EXERCISE BRIEF:
State how many lines of the records contain the string "data", and give no other information.

----- SUPPLIED INFORMATION

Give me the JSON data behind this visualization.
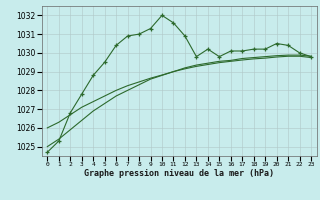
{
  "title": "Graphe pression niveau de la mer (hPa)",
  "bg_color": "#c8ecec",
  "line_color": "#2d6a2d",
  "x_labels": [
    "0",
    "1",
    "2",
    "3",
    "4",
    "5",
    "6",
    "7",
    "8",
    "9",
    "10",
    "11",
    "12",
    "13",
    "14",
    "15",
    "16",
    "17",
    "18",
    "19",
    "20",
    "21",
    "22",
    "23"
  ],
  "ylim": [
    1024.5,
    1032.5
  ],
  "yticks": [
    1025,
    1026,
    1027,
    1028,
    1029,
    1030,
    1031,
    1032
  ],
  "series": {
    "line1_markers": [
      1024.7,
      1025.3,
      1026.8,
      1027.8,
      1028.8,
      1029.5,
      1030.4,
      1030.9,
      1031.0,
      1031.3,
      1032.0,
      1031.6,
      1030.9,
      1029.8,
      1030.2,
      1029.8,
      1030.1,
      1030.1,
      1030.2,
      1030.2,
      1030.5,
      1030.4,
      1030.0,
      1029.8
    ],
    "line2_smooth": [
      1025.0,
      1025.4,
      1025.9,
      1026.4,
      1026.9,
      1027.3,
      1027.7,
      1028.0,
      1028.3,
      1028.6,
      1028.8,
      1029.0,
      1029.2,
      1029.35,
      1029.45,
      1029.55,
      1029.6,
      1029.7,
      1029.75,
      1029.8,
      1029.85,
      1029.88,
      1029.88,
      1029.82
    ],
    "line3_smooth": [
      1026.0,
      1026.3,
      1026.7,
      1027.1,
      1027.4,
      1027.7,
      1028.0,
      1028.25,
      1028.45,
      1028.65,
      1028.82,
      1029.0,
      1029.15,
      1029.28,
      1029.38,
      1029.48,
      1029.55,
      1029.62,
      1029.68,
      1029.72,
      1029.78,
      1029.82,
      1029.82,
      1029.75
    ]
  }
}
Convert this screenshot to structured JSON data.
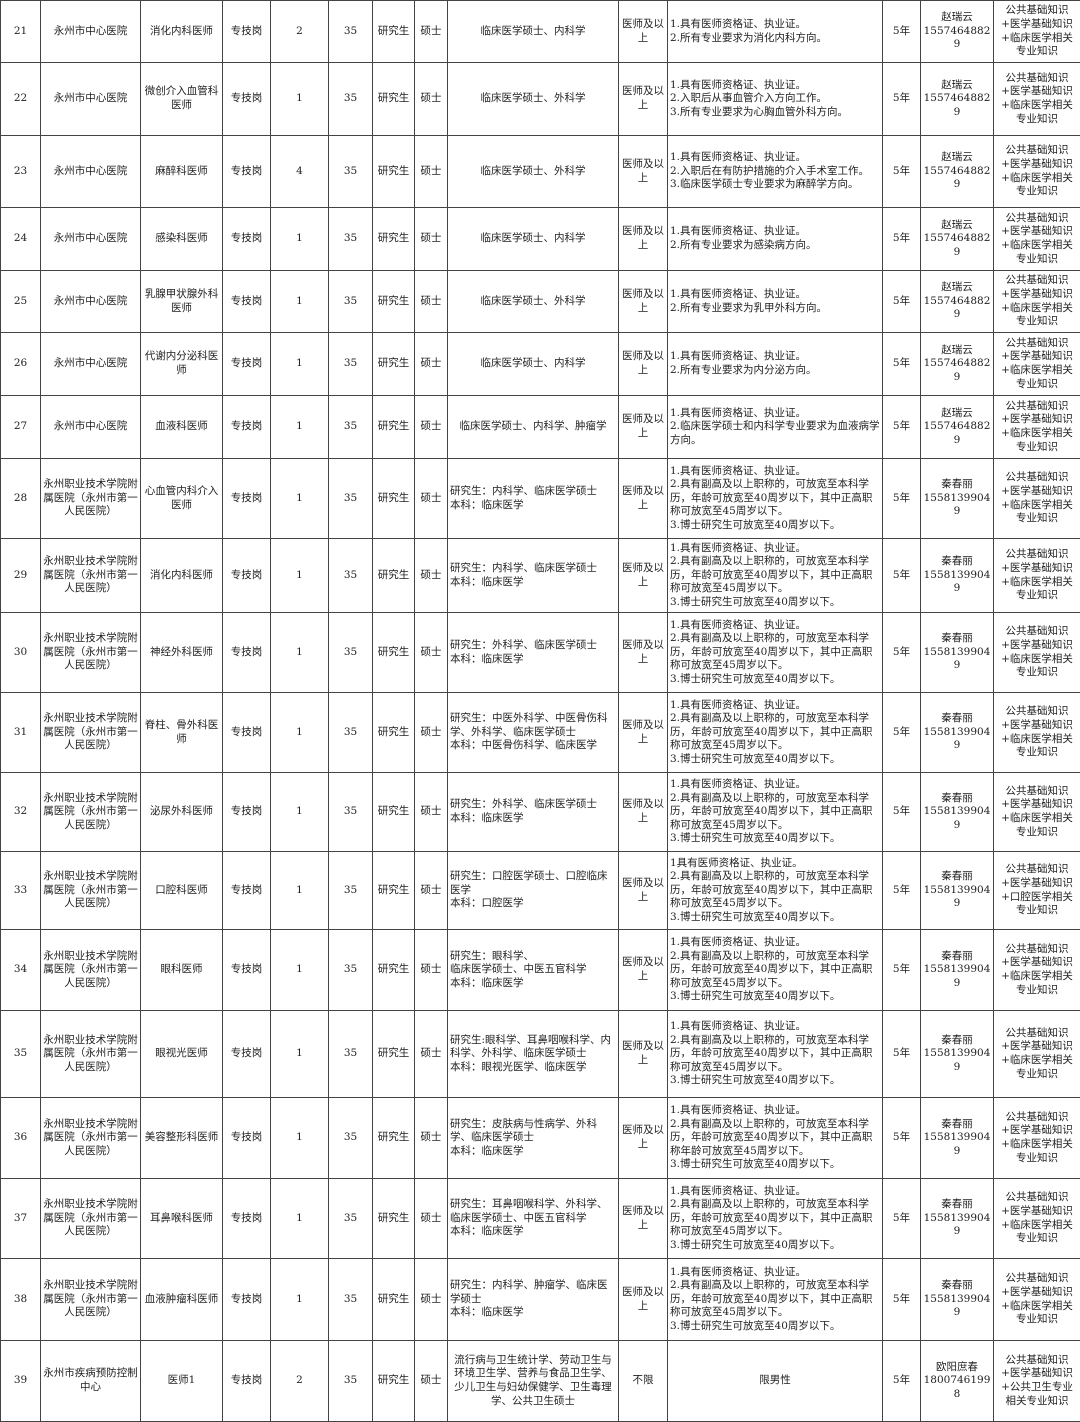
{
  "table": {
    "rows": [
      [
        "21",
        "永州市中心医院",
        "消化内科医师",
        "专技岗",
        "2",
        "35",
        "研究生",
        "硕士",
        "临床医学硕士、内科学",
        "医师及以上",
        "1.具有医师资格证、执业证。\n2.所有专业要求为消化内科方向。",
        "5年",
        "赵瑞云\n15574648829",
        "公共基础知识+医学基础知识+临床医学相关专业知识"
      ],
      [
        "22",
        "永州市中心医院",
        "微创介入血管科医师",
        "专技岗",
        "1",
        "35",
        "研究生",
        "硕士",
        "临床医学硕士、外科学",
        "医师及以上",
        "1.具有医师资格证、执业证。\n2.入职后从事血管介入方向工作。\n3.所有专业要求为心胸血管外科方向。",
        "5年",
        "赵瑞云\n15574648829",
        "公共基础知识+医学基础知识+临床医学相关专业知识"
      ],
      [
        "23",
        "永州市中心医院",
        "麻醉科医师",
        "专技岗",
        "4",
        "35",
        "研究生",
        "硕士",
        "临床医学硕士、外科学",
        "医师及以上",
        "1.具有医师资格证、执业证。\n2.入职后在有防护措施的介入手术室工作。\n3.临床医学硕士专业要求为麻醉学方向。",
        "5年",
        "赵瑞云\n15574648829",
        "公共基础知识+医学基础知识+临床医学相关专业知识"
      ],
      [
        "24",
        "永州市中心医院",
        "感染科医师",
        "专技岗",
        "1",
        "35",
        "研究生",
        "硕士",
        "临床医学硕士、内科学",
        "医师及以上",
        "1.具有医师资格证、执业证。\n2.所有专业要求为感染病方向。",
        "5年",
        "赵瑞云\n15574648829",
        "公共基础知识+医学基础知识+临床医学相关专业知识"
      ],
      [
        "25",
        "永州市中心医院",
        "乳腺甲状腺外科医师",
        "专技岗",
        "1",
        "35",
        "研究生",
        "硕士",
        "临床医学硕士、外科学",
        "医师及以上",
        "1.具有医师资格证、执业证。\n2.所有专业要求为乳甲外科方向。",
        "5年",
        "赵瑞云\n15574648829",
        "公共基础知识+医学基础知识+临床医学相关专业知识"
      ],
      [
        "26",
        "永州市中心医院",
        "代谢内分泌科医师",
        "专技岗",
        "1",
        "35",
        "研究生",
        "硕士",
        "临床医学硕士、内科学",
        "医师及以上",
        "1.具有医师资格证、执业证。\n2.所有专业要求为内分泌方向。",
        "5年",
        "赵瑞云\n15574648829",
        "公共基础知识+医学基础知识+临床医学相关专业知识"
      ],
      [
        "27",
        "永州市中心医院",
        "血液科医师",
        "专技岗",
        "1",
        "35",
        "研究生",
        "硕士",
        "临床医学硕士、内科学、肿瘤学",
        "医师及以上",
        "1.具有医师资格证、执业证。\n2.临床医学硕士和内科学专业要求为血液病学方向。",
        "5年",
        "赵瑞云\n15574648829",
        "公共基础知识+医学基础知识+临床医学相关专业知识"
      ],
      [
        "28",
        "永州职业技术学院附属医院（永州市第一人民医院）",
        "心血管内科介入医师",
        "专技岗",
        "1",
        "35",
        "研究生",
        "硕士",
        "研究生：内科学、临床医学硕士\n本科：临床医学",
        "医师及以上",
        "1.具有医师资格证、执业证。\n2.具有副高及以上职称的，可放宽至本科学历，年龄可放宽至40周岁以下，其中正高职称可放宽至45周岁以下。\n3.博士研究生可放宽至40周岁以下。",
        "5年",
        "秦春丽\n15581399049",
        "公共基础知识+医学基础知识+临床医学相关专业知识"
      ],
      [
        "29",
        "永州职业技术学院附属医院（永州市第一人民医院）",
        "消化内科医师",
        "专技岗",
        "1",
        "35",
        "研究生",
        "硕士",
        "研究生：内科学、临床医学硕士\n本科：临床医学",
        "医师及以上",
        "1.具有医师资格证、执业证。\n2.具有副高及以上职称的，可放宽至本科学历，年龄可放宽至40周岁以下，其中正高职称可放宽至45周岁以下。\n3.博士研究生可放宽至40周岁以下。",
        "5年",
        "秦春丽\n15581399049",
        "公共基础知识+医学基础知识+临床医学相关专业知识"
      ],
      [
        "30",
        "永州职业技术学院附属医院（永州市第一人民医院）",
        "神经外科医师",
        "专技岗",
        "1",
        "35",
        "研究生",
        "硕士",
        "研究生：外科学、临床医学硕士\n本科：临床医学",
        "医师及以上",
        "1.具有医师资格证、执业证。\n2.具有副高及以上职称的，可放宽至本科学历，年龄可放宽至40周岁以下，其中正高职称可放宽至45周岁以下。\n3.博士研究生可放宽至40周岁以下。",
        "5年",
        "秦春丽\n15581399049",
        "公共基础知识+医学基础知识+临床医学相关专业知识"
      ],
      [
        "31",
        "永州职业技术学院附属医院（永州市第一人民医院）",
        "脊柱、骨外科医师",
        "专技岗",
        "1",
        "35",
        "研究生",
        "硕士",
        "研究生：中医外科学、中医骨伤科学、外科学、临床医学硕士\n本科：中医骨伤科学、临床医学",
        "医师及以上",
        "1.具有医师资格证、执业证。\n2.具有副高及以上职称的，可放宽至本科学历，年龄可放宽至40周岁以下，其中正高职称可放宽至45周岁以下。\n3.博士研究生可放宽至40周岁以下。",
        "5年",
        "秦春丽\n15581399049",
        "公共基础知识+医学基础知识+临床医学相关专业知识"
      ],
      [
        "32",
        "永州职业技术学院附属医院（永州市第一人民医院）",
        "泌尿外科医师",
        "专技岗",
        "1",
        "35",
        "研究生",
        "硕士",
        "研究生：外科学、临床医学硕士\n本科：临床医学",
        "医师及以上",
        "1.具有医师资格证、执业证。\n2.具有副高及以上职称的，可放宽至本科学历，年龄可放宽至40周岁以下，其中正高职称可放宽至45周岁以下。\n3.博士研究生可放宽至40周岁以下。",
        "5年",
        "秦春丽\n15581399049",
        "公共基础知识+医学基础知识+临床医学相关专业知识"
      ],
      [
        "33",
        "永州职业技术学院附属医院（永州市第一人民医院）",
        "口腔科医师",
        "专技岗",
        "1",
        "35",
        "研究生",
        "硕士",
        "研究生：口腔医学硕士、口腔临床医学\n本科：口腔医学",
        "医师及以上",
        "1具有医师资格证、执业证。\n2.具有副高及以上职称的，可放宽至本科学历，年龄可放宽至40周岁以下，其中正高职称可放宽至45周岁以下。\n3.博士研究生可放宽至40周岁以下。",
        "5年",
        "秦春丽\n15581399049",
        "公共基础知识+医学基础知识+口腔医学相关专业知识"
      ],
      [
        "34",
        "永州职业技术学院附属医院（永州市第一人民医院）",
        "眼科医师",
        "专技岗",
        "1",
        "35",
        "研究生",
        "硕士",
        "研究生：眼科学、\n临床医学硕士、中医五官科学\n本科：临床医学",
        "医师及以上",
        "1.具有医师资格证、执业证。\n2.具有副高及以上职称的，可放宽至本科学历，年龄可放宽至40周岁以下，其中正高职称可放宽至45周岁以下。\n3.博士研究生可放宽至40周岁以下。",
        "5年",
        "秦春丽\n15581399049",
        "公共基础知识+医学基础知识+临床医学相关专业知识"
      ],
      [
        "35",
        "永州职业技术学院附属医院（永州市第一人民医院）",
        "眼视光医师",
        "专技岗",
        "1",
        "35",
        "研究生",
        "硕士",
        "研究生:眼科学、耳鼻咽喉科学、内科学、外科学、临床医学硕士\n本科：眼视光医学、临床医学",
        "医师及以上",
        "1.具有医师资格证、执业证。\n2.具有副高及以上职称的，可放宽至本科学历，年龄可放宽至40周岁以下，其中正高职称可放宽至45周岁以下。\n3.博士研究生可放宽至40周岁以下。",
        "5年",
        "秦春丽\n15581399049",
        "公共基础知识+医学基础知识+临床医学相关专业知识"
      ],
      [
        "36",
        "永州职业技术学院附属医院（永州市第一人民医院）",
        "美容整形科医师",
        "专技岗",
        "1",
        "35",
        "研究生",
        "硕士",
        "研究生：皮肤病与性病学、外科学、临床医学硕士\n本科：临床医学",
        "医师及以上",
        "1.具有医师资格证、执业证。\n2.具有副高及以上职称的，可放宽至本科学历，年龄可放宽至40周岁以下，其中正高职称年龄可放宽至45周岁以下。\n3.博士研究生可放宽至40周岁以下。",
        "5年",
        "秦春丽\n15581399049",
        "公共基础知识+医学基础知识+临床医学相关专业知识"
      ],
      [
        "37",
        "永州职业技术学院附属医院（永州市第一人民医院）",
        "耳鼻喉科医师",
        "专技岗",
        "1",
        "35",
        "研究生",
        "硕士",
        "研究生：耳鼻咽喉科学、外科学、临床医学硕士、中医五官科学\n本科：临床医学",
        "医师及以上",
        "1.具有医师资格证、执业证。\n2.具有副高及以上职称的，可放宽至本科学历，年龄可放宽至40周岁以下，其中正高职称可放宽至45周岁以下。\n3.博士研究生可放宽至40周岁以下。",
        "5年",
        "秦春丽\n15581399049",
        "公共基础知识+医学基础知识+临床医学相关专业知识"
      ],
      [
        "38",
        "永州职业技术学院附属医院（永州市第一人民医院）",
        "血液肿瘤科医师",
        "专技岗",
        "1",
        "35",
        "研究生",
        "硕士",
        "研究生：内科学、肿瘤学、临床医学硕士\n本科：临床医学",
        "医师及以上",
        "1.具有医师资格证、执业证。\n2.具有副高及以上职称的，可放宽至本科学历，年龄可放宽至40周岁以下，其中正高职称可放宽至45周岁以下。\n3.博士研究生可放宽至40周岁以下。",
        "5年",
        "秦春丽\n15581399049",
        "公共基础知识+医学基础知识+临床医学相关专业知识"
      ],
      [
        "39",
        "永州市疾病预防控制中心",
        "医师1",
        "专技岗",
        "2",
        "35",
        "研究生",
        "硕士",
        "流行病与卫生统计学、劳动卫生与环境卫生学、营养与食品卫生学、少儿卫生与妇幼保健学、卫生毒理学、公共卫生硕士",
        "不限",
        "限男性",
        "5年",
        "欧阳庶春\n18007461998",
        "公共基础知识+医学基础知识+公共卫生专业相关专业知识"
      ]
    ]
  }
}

----------

WRITTEN SOLUTION:
2